__Aim of the exercise__: Using the listing below, extract each line that has the word "牢记使命" in it.
-- Begin Input for this task --
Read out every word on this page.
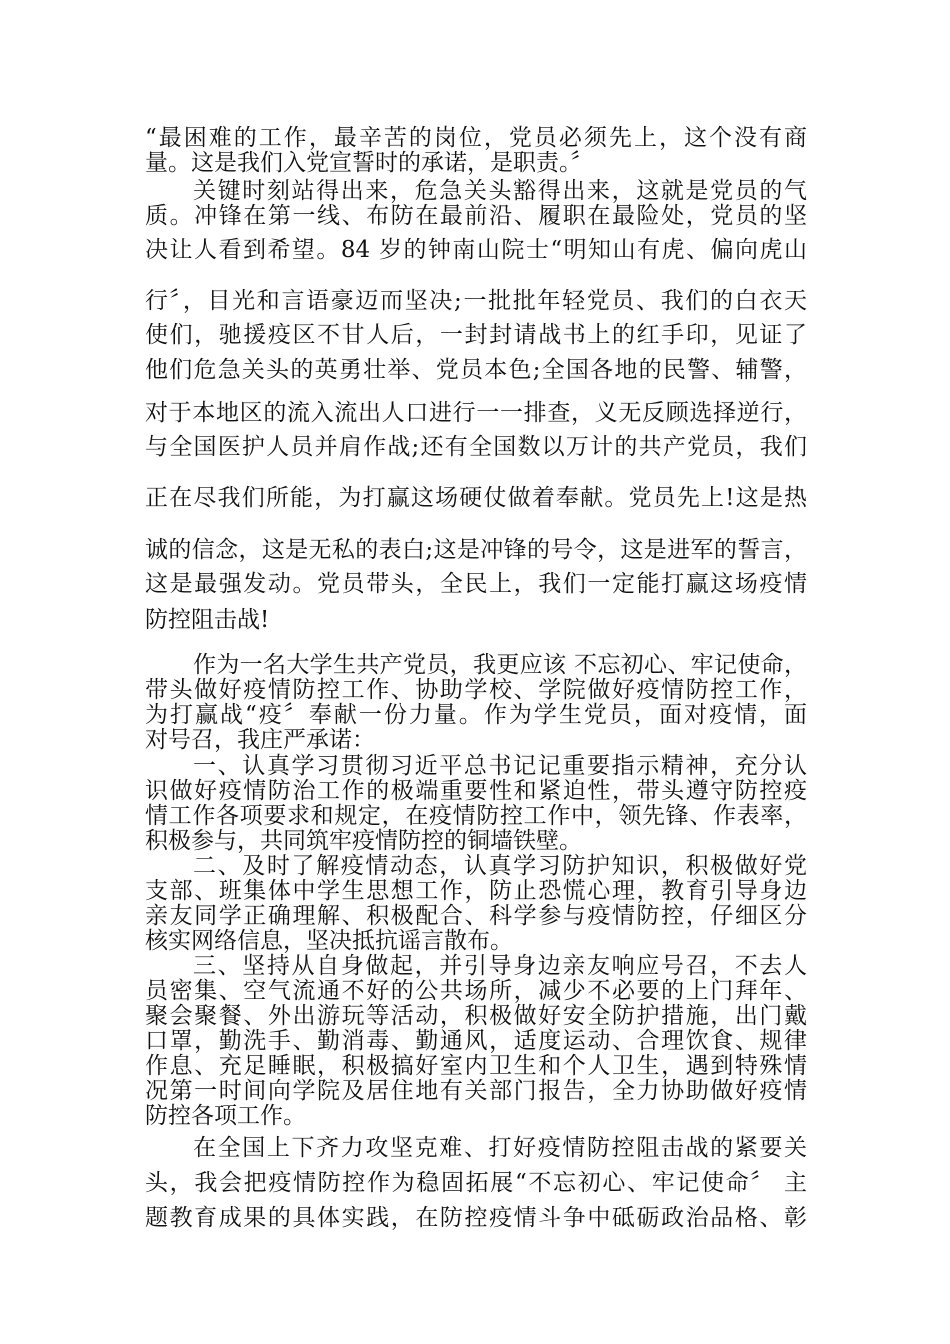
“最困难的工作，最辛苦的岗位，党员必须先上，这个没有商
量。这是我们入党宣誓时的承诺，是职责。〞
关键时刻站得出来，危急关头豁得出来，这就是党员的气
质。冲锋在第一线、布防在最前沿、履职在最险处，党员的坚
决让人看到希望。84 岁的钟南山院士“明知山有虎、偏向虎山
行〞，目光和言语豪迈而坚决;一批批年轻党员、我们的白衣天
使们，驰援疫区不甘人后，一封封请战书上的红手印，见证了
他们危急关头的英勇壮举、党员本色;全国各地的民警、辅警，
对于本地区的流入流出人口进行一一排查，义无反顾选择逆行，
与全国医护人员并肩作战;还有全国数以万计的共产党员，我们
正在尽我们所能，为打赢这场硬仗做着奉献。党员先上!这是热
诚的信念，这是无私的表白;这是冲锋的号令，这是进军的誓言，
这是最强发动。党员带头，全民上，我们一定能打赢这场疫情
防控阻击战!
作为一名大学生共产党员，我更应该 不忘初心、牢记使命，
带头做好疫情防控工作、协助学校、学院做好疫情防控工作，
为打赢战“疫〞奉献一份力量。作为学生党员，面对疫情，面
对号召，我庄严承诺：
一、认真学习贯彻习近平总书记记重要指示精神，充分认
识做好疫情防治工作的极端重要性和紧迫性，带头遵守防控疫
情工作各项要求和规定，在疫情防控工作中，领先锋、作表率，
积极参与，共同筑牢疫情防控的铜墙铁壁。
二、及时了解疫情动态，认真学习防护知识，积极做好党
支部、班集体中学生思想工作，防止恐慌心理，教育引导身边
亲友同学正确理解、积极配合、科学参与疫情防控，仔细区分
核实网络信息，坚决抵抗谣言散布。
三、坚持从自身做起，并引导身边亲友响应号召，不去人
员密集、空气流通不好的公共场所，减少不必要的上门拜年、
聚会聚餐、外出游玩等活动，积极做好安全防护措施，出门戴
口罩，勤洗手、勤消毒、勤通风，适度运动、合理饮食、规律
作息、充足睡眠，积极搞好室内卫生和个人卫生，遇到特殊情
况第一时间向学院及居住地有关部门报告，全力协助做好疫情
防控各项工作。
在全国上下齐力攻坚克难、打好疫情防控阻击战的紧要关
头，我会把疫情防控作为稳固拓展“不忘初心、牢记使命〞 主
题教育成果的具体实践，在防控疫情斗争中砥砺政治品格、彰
-- End Input for this task --
__Response to the task__:
作为一名大学生共产党员，我更应该 不忘初心、牢记使命，
头，我会把疫情防控作为稳固拓展“不忘初心、牢记使命〞 主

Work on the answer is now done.